— start of Records supplied —

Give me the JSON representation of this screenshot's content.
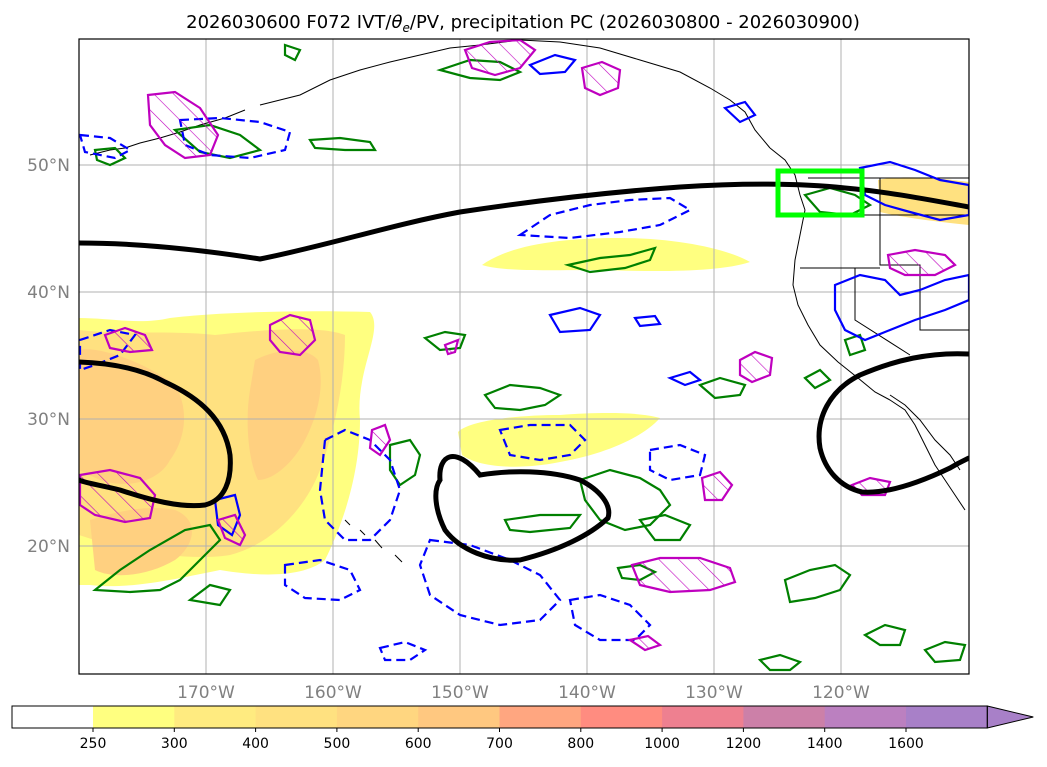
{
  "chart_data": {
    "type": "map",
    "title": "2026030600 F072 IVT/θe/PV, precipitation PC (2026030800 - 2026030900)",
    "title_parts": {
      "prefix": "2026030600 F072 IVT/",
      "theta": "θ",
      "sub": "e",
      "suffix": "/PV, precipitation PC (2026030800 - 2026030900)"
    },
    "lon_range": [
      -180,
      -110
    ],
    "lat_range": [
      10,
      60
    ],
    "lat_ticks": [
      {
        "value": 20,
        "label": "20°N"
      },
      {
        "value": 30,
        "label": "30°N"
      },
      {
        "value": 40,
        "label": "40°N"
      },
      {
        "value": 50,
        "label": "50°N"
      }
    ],
    "lon_ticks": [
      {
        "value": -170,
        "label": "170°W"
      },
      {
        "value": -160,
        "label": "160°W"
      },
      {
        "value": -150,
        "label": "150°W"
      },
      {
        "value": -140,
        "label": "140°W"
      },
      {
        "value": -130,
        "label": "130°W"
      },
      {
        "value": -120,
        "label": "120°W"
      }
    ],
    "grid": true,
    "highlight_box": {
      "lon": [
        -125,
        -118.2
      ],
      "lat": [
        46,
        49.6
      ],
      "color": "#00ff00"
    },
    "colorbar": {
      "levels": [
        250,
        300,
        400,
        500,
        600,
        700,
        800,
        1000,
        1200,
        1400,
        1600
      ],
      "labels": [
        "250",
        "300",
        "400",
        "500",
        "600",
        "700",
        "800",
        "1000",
        "1200",
        "1400",
        "1600"
      ],
      "colors": [
        "#ffffff",
        "#ffff80",
        "#ffeb80",
        "#ffe180",
        "#ffd680",
        "#ffc880",
        "#ffa680",
        "#ff8c80",
        "#ee8090",
        "#cc80a8",
        "#bb80c0",
        "#a880c8"
      ],
      "extend": "max"
    },
    "colors": {
      "ivt_fill_1": "#ffff80",
      "ivt_fill_2": "#ffe180",
      "ivt_fill_3": "#ffd080",
      "theta_contour": "#000000",
      "pv_contour": "#0000ff",
      "precip_contour": "#008000",
      "pc_contour": "#bf00bf"
    }
  }
}
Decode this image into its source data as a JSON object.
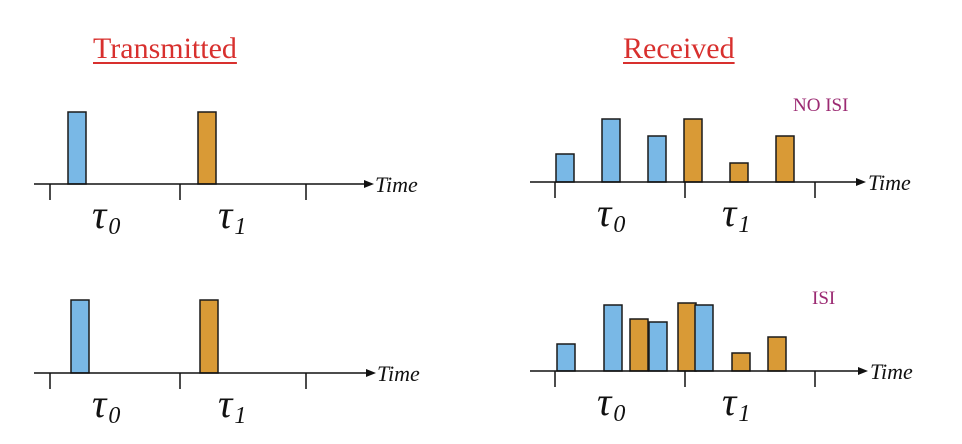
{
  "headings": {
    "transmitted": "Transmitted",
    "received": "Received"
  },
  "notes": {
    "no_isi": "NO ISI",
    "isi": "ISI"
  },
  "axis": {
    "time_label": "Time",
    "tau0_symbol": "τ",
    "tau0_sub": "0",
    "tau1_symbol": "τ",
    "tau1_sub": "1"
  },
  "colors": {
    "blue": "#79b8e6",
    "orange": "#d99a36",
    "outline": "#1a1a1a",
    "heading": "#d8302e",
    "note": "#9b2a72"
  },
  "panels": [
    {
      "id": "transmitted-top",
      "bars": [
        {
          "color": "blue",
          "level": 1.0
        },
        {
          "color": "orange",
          "level": 1.0
        }
      ]
    },
    {
      "id": "received-top",
      "note": "no_isi",
      "bars": [
        {
          "color": "blue",
          "level": 0.4
        },
        {
          "color": "blue",
          "level": 0.9
        },
        {
          "color": "blue",
          "level": 0.65
        },
        {
          "color": "orange",
          "level": 0.9
        },
        {
          "color": "orange",
          "level": 0.27
        },
        {
          "color": "orange",
          "level": 0.65
        }
      ]
    },
    {
      "id": "transmitted-bottom",
      "bars": [
        {
          "color": "blue",
          "level": 1.0
        },
        {
          "color": "orange",
          "level": 1.0
        }
      ]
    },
    {
      "id": "received-bottom",
      "note": "isi",
      "bars": [
        {
          "color": "blue",
          "level": 0.4
        },
        {
          "color": "blue",
          "level": 0.97
        },
        {
          "color": "orange",
          "level": 0.77
        },
        {
          "color": "blue",
          "level": 0.72
        },
        {
          "color": "orange",
          "level": 1.0
        },
        {
          "color": "blue",
          "level": 0.97
        },
        {
          "color": "orange",
          "level": 0.27
        },
        {
          "color": "orange",
          "level": 0.5
        }
      ]
    }
  ]
}
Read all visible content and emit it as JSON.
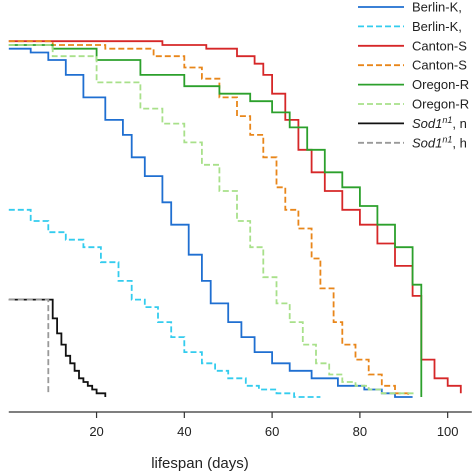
{
  "chart_data": {
    "type": "line",
    "xlabel": "lifespan (days)",
    "ylabel": "",
    "xlim": [
      -2,
      106
    ],
    "ylim": [
      -0.02,
      1.0
    ],
    "x_ticks": [
      20,
      40,
      60,
      80,
      100
    ],
    "x_tick_labels": [
      "20",
      "40",
      "60",
      "80",
      "100"
    ],
    "grid": false,
    "legend_position": "top-right",
    "series": [
      {
        "name": "Berlin-K,",
        "color": "#1f6fd1",
        "dash": "solid",
        "x": [
          0,
          5,
          9,
          13,
          17,
          22,
          26,
          28,
          31,
          35,
          37,
          41,
          44,
          46,
          50,
          53,
          56,
          60,
          64,
          69,
          75,
          81,
          85,
          88,
          92
        ],
        "y": [
          0.95,
          0.94,
          0.92,
          0.88,
          0.82,
          0.76,
          0.72,
          0.66,
          0.61,
          0.54,
          0.48,
          0.4,
          0.33,
          0.27,
          0.22,
          0.18,
          0.14,
          0.11,
          0.09,
          0.07,
          0.05,
          0.04,
          0.03,
          0.02,
          0.02
        ]
      },
      {
        "name": "Berlin-K,",
        "color": "#33ccee",
        "dash": "dashed",
        "x": [
          0,
          5,
          9,
          13,
          17,
          21,
          25,
          28,
          31,
          34,
          37,
          40,
          44,
          47,
          50,
          54,
          57,
          61,
          65,
          69,
          71
        ],
        "y": [
          0.52,
          0.49,
          0.46,
          0.44,
          0.42,
          0.38,
          0.33,
          0.28,
          0.26,
          0.22,
          0.18,
          0.14,
          0.11,
          0.09,
          0.07,
          0.05,
          0.04,
          0.03,
          0.02,
          0.02,
          0.02
        ]
      },
      {
        "name": "Canton-S",
        "color": "#d62728",
        "dash": "solid",
        "x": [
          0,
          10,
          25,
          35,
          45,
          52,
          56,
          58,
          60,
          63,
          66,
          69,
          72,
          76,
          80,
          84,
          88,
          92,
          94,
          97,
          100,
          103
        ],
        "y": [
          0.97,
          0.97,
          0.97,
          0.96,
          0.95,
          0.93,
          0.91,
          0.88,
          0.83,
          0.76,
          0.68,
          0.62,
          0.57,
          0.52,
          0.48,
          0.43,
          0.37,
          0.29,
          0.12,
          0.07,
          0.05,
          0.03
        ]
      },
      {
        "name": "Canton-S",
        "color": "#e8861a",
        "dash": "dashed",
        "x": [
          0,
          10,
          22,
          33,
          40,
          44,
          48,
          52,
          55,
          58,
          61,
          63,
          66,
          69,
          71,
          74,
          76,
          79,
          82,
          85,
          88,
          91
        ],
        "y": [
          0.97,
          0.96,
          0.95,
          0.93,
          0.9,
          0.87,
          0.82,
          0.77,
          0.72,
          0.66,
          0.58,
          0.52,
          0.47,
          0.39,
          0.31,
          0.22,
          0.16,
          0.12,
          0.08,
          0.05,
          0.03,
          0.02
        ]
      },
      {
        "name": "Oregon-R",
        "color": "#2ca02c",
        "dash": "solid",
        "x": [
          0,
          10,
          20,
          30,
          40,
          48,
          55,
          60,
          64,
          68,
          72,
          76,
          80,
          84,
          88,
          92,
          94
        ],
        "y": [
          0.96,
          0.95,
          0.92,
          0.88,
          0.85,
          0.83,
          0.81,
          0.78,
          0.74,
          0.68,
          0.62,
          0.58,
          0.53,
          0.48,
          0.42,
          0.32,
          0.02
        ]
      },
      {
        "name": "Oregon-R",
        "color": "#a8e08a",
        "dash": "dashed",
        "x": [
          0,
          10,
          20,
          30,
          35,
          40,
          44,
          48,
          52,
          55,
          58,
          61,
          64,
          67,
          70,
          73,
          76,
          79,
          82,
          85,
          88,
          92
        ],
        "y": [
          0.96,
          0.93,
          0.86,
          0.79,
          0.75,
          0.7,
          0.64,
          0.57,
          0.49,
          0.42,
          0.34,
          0.27,
          0.22,
          0.16,
          0.11,
          0.08,
          0.06,
          0.05,
          0.04,
          0.03,
          0.03,
          0.02
        ]
      },
      {
        "name": "Sod1n1, ",
        "color": "#111111",
        "dash": "solid",
        "x": [
          0,
          9,
          10,
          11,
          12,
          13,
          14,
          15,
          16,
          17,
          18,
          19,
          20,
          22
        ],
        "y": [
          0.28,
          0.28,
          0.23,
          0.19,
          0.16,
          0.13,
          0.11,
          0.09,
          0.07,
          0.06,
          0.05,
          0.04,
          0.03,
          0.02
        ]
      },
      {
        "name": "Sod1n1, h",
        "color": "#999999",
        "dash": "dashed",
        "x": [
          0,
          9,
          9,
          9,
          9,
          9
        ],
        "y": [
          0.28,
          0.28,
          0.2,
          0.12,
          0.06,
          0.03
        ]
      }
    ],
    "legend_entries": [
      {
        "label": "Berlin-K,",
        "color": "#1f6fd1",
        "dash": "solid"
      },
      {
        "label": "Berlin-K,",
        "color": "#33ccee",
        "dash": "dashed"
      },
      {
        "label": "Canton-S",
        "color": "#d62728",
        "dash": "solid"
      },
      {
        "label": "Canton-S",
        "color": "#e8861a",
        "dash": "dashed"
      },
      {
        "label": "Oregon-R",
        "color": "#2ca02c",
        "dash": "solid"
      },
      {
        "label": "Oregon-R",
        "color": "#a8e08a",
        "dash": "dashed"
      },
      {
        "label": "Sod1",
        "sup": "n1",
        "rest": ", n",
        "color": "#111111",
        "dash": "solid"
      },
      {
        "label": "Sod1",
        "sup": "n1",
        "rest": ", h",
        "color": "#999999",
        "dash": "dashed"
      }
    ]
  }
}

— end of Records supplied —

Task brief — Go through the listing above and pull out each line containing the word "precipitation".

Solution for this task —
    "title": "2026030600 F072 IVT/θe/PV, precipitation PC (2026030800 - 2026030900)",
      "suffix": "/PV, precipitation PC (2026030800 - 2026030900)"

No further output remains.